### [Goal]
Work out how many lines contain "kind". Reply with the count alone.
------ The data ------
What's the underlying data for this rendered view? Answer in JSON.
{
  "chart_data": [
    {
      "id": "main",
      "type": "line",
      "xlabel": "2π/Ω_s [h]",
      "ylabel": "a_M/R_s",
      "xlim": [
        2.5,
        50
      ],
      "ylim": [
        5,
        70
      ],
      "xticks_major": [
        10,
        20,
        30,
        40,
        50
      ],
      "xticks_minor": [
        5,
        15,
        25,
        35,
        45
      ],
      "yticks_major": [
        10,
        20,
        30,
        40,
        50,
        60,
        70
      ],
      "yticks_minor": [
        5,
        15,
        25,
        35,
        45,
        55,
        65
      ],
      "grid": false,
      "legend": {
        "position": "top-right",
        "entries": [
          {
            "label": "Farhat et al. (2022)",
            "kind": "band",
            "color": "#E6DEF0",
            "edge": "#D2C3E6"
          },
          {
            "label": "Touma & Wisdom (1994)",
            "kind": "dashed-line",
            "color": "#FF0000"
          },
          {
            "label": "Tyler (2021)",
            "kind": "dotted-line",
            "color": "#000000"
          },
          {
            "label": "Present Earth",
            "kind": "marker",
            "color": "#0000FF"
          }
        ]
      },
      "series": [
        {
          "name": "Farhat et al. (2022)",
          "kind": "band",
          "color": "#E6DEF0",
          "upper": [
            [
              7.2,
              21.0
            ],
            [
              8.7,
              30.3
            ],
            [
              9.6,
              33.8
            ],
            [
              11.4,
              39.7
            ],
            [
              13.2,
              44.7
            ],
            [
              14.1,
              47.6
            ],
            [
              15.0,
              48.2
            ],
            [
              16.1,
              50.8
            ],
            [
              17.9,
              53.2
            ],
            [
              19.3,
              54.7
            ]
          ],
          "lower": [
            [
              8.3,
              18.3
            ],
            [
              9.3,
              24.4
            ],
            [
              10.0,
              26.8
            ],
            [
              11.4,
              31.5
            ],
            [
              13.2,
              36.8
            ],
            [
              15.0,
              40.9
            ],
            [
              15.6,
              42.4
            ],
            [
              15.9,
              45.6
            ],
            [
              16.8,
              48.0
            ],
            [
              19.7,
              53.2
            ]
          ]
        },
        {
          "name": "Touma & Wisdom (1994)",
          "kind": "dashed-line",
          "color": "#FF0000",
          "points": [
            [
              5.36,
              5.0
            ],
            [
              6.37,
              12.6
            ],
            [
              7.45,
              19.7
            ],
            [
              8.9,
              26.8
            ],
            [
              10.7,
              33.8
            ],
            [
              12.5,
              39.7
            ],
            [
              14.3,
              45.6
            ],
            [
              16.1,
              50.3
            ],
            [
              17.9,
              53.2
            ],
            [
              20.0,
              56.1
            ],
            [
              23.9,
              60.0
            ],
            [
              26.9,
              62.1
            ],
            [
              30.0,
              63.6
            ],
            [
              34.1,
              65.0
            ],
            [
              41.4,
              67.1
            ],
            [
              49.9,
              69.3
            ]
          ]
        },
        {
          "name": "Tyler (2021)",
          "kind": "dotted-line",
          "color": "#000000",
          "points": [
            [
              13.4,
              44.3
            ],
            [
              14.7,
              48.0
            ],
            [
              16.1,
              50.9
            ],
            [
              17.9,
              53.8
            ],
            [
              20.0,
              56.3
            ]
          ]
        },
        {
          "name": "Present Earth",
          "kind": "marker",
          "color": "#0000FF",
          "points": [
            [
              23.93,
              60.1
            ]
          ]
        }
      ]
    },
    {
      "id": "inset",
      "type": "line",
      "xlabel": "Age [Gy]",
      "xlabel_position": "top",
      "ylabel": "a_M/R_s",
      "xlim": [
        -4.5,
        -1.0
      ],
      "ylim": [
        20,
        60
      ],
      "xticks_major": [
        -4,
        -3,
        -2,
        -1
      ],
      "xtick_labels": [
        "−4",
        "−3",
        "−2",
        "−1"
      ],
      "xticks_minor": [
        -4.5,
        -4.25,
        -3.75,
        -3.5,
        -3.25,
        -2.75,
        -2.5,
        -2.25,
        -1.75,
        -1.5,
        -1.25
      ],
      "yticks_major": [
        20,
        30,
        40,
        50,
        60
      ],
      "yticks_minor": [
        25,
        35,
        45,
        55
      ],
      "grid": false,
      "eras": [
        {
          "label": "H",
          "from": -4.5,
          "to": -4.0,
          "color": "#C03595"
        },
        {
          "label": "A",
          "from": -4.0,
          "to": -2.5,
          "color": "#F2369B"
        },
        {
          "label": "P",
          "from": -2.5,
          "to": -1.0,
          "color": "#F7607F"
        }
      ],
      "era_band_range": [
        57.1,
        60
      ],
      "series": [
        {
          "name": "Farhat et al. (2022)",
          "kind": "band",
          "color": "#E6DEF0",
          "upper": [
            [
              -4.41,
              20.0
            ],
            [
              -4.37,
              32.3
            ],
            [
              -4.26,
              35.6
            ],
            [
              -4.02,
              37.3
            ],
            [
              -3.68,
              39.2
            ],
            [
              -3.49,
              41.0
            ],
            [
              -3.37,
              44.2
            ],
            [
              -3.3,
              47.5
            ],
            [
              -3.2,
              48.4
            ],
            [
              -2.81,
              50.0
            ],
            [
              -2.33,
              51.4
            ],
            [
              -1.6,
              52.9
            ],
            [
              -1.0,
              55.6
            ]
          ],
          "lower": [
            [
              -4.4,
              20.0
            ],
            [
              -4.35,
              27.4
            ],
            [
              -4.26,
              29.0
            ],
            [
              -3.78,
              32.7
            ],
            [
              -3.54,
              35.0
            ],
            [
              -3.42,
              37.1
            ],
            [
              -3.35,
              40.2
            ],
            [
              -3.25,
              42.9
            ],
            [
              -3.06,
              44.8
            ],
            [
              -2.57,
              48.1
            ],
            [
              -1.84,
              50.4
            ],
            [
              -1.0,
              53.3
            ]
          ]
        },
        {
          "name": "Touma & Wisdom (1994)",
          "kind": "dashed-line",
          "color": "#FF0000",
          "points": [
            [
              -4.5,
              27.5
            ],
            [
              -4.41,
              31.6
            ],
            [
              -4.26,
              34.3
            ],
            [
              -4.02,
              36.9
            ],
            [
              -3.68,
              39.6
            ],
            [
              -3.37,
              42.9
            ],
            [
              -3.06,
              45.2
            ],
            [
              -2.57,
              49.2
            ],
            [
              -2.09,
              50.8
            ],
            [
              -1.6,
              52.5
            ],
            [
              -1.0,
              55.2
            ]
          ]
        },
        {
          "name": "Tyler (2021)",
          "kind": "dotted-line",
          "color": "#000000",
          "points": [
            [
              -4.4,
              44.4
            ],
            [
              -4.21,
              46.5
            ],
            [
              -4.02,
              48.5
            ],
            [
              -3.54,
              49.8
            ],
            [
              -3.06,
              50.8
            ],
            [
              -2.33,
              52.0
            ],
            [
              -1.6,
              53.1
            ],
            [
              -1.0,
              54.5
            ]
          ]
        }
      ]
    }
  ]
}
------
### [Task answer]
11